▸ **THE PROBLEM**
Reproduce the records below exactly as they appear, omitting any pictures they contain.

▸ **DATA IN THIS EXERCISE**

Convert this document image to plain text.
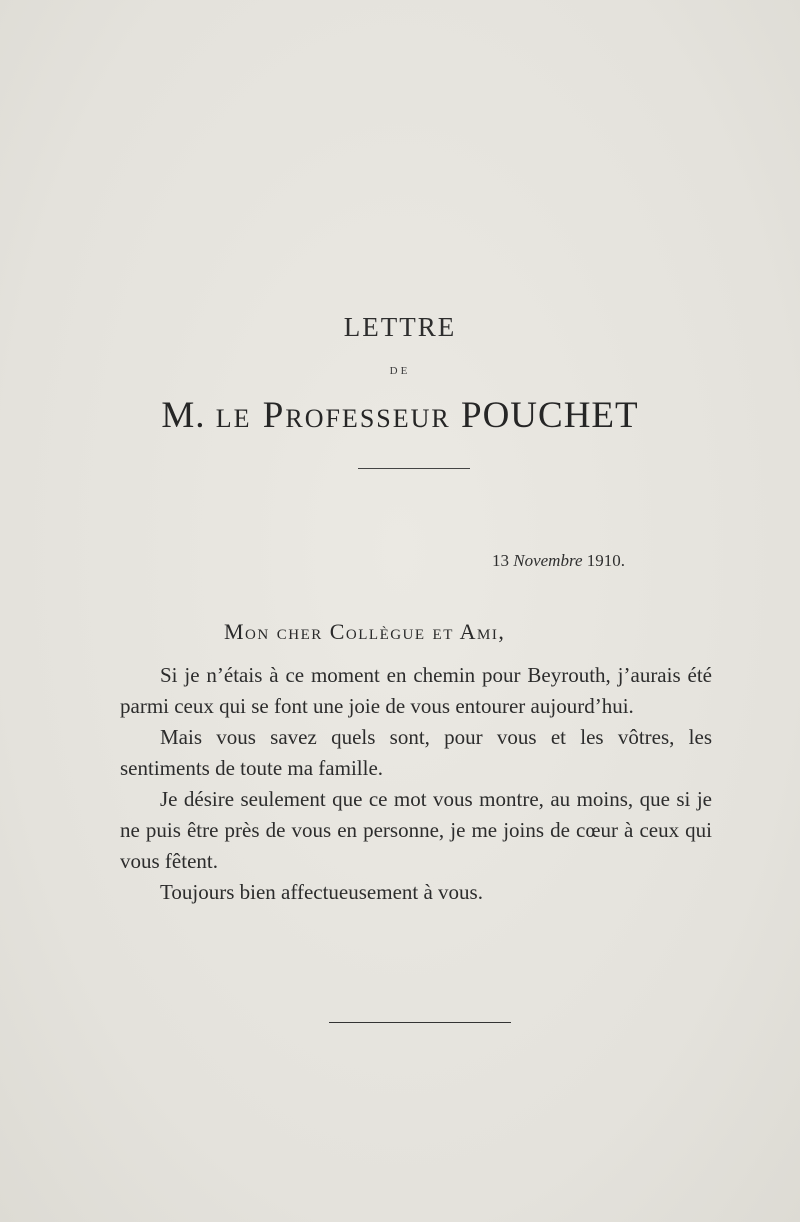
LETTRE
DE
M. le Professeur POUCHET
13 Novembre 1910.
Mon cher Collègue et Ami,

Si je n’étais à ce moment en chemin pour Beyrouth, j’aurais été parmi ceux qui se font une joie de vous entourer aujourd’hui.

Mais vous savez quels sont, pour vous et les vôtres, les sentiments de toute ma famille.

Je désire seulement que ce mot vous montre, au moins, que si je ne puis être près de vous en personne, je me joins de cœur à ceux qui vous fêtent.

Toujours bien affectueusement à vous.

▸ **ANSWER TO THE PROBLEM**
Convert this document image to plain text.
LETTRE
DE
M. le Professeur POUCHET
13 Novembre 1910.
Mon cher Collègue et Ami,

Si je n’étais à ce moment en chemin pour Beyrouth, j’aurais été parmi ceux qui se font une joie de vous entourer aujourd’hui.

Mais vous savez quels sont, pour vous et les vôtres, les sentiments de toute ma famille.

Je désire seulement que ce mot vous montre, au moins, que si je ne puis être près de vous en personne, je me joins de cœur à ceux qui vous fêtent.

Toujours bien affectueusement à vous.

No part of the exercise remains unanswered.